Figure data in JSON:
>> Begin

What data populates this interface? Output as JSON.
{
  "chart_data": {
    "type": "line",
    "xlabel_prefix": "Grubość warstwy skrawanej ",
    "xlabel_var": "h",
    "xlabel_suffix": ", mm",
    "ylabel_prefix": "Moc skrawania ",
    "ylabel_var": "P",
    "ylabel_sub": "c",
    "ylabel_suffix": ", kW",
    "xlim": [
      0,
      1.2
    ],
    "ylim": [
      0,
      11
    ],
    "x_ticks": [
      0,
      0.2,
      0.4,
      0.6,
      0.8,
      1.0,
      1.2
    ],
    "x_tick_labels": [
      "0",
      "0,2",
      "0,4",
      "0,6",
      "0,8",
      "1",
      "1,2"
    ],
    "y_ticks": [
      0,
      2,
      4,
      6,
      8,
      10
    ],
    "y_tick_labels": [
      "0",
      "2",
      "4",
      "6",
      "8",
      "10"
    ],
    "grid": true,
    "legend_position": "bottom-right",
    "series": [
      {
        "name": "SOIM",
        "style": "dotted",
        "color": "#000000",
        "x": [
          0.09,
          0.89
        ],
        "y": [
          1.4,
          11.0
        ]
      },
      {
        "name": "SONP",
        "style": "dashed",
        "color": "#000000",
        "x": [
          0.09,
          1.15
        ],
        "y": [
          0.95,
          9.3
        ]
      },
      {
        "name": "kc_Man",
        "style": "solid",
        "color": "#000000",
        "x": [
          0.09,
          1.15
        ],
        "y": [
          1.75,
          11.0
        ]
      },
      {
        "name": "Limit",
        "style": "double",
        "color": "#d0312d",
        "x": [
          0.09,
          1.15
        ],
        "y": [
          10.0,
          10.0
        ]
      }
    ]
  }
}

>> End

OBJECTIVE: Once more, set down the full listing, verbatim.

RESPONSE:
What data populates this interface? Output as JSON.
{
  "chart_data": {
    "type": "line",
    "xlabel_prefix": "Grubość warstwy skrawanej ",
    "xlabel_var": "h",
    "xlabel_suffix": ", mm",
    "ylabel_prefix": "Moc skrawania ",
    "ylabel_var": "P",
    "ylabel_sub": "c",
    "ylabel_suffix": ", kW",
    "xlim": [
      0,
      1.2
    ],
    "ylim": [
      0,
      11
    ],
    "x_ticks": [
      0,
      0.2,
      0.4,
      0.6,
      0.8,
      1.0,
      1.2
    ],
    "x_tick_labels": [
      "0",
      "0,2",
      "0,4",
      "0,6",
      "0,8",
      "1",
      "1,2"
    ],
    "y_ticks": [
      0,
      2,
      4,
      6,
      8,
      10
    ],
    "y_tick_labels": [
      "0",
      "2",
      "4",
      "6",
      "8",
      "10"
    ],
    "grid": true,
    "legend_position": "bottom-right",
    "series": [
      {
        "name": "SOIM",
        "style": "dotted",
        "color": "#000000",
        "x": [
          0.09,
          0.89
        ],
        "y": [
          1.4,
          11.0
        ]
      },
      {
        "name": "SONP",
        "style": "dashed",
        "color": "#000000",
        "x": [
          0.09,
          1.15
        ],
        "y": [
          0.95,
          9.3
        ]
      },
      {
        "name": "kc_Man",
        "style": "solid",
        "color": "#000000",
        "x": [
          0.09,
          1.15
        ],
        "y": [
          1.75,
          11.0
        ]
      },
      {
        "name": "Limit",
        "style": "double",
        "color": "#d0312d",
        "x": [
          0.09,
          1.15
        ],
        "y": [
          10.0,
          10.0
        ]
      }
    ]
  }
}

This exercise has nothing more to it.